* **Prompt**:
Write every record out again exactly as given.

* **Records**:
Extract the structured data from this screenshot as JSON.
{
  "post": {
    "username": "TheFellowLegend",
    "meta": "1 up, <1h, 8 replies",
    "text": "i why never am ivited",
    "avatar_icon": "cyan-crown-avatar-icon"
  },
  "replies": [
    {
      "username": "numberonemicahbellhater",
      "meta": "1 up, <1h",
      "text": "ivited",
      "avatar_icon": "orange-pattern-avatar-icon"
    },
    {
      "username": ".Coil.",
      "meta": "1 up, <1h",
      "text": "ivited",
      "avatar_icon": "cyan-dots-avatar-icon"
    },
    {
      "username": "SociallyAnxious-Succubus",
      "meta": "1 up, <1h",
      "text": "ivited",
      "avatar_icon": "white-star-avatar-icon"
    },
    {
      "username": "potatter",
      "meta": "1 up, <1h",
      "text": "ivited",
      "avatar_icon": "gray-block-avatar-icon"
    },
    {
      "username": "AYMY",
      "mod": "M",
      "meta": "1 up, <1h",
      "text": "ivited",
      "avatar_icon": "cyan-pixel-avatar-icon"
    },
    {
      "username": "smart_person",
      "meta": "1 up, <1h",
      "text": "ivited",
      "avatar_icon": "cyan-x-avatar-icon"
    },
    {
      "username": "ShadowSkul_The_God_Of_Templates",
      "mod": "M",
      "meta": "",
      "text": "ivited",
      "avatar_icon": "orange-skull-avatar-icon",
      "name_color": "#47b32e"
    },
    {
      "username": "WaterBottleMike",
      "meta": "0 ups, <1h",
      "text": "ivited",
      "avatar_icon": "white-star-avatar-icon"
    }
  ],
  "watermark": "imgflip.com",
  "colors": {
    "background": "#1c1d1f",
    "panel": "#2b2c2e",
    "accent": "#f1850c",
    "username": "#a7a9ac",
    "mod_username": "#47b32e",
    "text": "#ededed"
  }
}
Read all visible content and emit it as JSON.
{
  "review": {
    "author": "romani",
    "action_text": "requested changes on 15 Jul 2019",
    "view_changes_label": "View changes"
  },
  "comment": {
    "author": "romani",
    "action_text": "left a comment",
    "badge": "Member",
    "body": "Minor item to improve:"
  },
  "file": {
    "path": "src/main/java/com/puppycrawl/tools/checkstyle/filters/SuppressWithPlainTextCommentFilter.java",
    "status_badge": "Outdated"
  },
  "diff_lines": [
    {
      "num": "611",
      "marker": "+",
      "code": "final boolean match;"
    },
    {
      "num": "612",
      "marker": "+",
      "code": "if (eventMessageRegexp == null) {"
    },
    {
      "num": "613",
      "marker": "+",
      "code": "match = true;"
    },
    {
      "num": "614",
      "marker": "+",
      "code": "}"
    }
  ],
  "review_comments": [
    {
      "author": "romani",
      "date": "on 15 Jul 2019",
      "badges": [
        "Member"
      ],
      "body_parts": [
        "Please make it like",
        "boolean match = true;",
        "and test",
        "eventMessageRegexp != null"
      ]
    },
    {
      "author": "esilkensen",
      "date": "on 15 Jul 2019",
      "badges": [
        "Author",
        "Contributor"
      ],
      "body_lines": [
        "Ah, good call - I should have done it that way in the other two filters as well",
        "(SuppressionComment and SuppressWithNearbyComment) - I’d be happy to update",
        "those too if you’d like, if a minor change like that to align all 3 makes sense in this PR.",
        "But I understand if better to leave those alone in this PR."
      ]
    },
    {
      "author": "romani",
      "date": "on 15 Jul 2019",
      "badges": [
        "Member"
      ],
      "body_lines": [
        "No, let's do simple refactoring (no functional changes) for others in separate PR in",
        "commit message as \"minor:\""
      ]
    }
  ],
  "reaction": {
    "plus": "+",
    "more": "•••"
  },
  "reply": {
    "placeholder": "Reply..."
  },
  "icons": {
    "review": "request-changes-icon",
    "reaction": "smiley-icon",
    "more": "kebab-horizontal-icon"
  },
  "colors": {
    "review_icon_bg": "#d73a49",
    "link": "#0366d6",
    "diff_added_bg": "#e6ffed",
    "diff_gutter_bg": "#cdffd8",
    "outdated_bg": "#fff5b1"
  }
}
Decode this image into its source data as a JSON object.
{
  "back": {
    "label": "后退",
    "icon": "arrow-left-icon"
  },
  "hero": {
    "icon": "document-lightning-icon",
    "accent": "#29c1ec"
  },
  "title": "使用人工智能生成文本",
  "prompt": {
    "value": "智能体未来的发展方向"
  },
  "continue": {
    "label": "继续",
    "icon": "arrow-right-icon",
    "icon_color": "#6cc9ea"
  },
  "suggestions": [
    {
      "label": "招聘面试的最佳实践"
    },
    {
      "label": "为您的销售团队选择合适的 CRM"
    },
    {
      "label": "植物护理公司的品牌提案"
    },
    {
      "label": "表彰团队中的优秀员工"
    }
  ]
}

* **Output below**:
Extract the structured data from this screenshot as JSON.
{
  "post": {
    "username": "TheFellowLegend",
    "meta": "1 up, <1h, 8 replies",
    "text": "i why never am ivited",
    "avatar_icon": "cyan-crown-avatar-icon"
  },
  "replies": [
    {
      "username": "numberonemicahbellhater",
      "meta": "1 up, <1h",
      "text": "ivited",
      "avatar_icon": "orange-pattern-avatar-icon"
    },
    {
      "username": ".Coil.",
      "meta": "1 up, <1h",
      "text": "ivited",
      "avatar_icon": "cyan-dots-avatar-icon"
    },
    {
      "username": "SociallyAnxious-Succubus",
      "meta": "1 up, <1h",
      "text": "ivited",
      "avatar_icon": "white-star-avatar-icon"
    },
    {
      "username": "potatter",
      "meta": "1 up, <1h",
      "text": "ivited",
      "avatar_icon": "gray-block-avatar-icon"
    },
    {
      "username": "AYMY",
      "mod": "M",
      "meta": "1 up, <1h",
      "text": "ivited",
      "avatar_icon": "cyan-pixel-avatar-icon"
    },
    {
      "username": "smart_person",
      "meta": "1 up, <1h",
      "text": "ivited",
      "avatar_icon": "cyan-x-avatar-icon"
    },
    {
      "username": "ShadowSkul_The_God_Of_Templates",
      "mod": "M",
      "meta": "",
      "text": "ivited",
      "avatar_icon": "orange-skull-avatar-icon",
      "name_color": "#47b32e"
    },
    {
      "username": "WaterBottleMike",
      "meta": "0 ups, <1h",
      "text": "ivited",
      "avatar_icon": "white-star-avatar-icon"
    }
  ],
  "watermark": "imgflip.com",
  "colors": {
    "background": "#1c1d1f",
    "panel": "#2b2c2e",
    "accent": "#f1850c",
    "username": "#a7a9ac",
    "mod_username": "#47b32e",
    "text": "#ededed"
  }
}
Read all visible content and emit it as JSON.
{
  "review": {
    "author": "romani",
    "action_text": "requested changes on 15 Jul 2019",
    "view_changes_label": "View changes"
  },
  "comment": {
    "author": "romani",
    "action_text": "left a comment",
    "badge": "Member",
    "body": "Minor item to improve:"
  },
  "file": {
    "path": "src/main/java/com/puppycrawl/tools/checkstyle/filters/SuppressWithPlainTextCommentFilter.java",
    "status_badge": "Outdated"
  },
  "diff_lines": [
    {
      "num": "611",
      "marker": "+",
      "code": "final boolean match;"
    },
    {
      "num": "612",
      "marker": "+",
      "code": "if (eventMessageRegexp == null) {"
    },
    {
      "num": "613",
      "marker": "+",
      "code": "match = true;"
    },
    {
      "num": "614",
      "marker": "+",
      "code": "}"
    }
  ],
  "review_comments": [
    {
      "author": "romani",
      "date": "on 15 Jul 2019",
      "badges": [
        "Member"
      ],
      "body_parts": [
        "Please make it like",
        "boolean match = true;",
        "and test",
        "eventMessageRegexp != null"
      ]
    },
    {
      "author": "esilkensen",
      "date": "on 15 Jul 2019",
      "badges": [
        "Author",
        "Contributor"
      ],
      "body_lines": [
        "Ah, good call - I should have done it that way in the other two filters as well",
        "(SuppressionComment and SuppressWithNearbyComment) - I’d be happy to update",
        "those too if you’d like, if a minor change like that to align all 3 makes sense in this PR.",
        "But I understand if better to leave those alone in this PR."
      ]
    },
    {
      "author": "romani",
      "date": "on 15 Jul 2019",
      "badges": [
        "Member"
      ],
      "body_lines": [
        "No, let's do simple refactoring (no functional changes) for others in separate PR in",
        "commit message as \"minor:\""
      ]
    }
  ],
  "reaction": {
    "plus": "+",
    "more": "•••"
  },
  "reply": {
    "placeholder": "Reply..."
  },
  "icons": {
    "review": "request-changes-icon",
    "reaction": "smiley-icon",
    "more": "kebab-horizontal-icon"
  },
  "colors": {
    "review_icon_bg": "#d73a49",
    "link": "#0366d6",
    "diff_added_bg": "#e6ffed",
    "diff_gutter_bg": "#cdffd8",
    "outdated_bg": "#fff5b1"
  }
}
Decode this image into its source data as a JSON object.
{
  "back": {
    "label": "后退",
    "icon": "arrow-left-icon"
  },
  "hero": {
    "icon": "document-lightning-icon",
    "accent": "#29c1ec"
  },
  "title": "使用人工智能生成文本",
  "prompt": {
    "value": "智能体未来的发展方向"
  },
  "continue": {
    "label": "继续",
    "icon": "arrow-right-icon",
    "icon_color": "#6cc9ea"
  },
  "suggestions": [
    {
      "label": "招聘面试的最佳实践"
    },
    {
      "label": "为您的销售团队选择合适的 CRM"
    },
    {
      "label": "植物护理公司的品牌提案"
    },
    {
      "label": "表彰团队中的优秀员工"
    }
  ]
}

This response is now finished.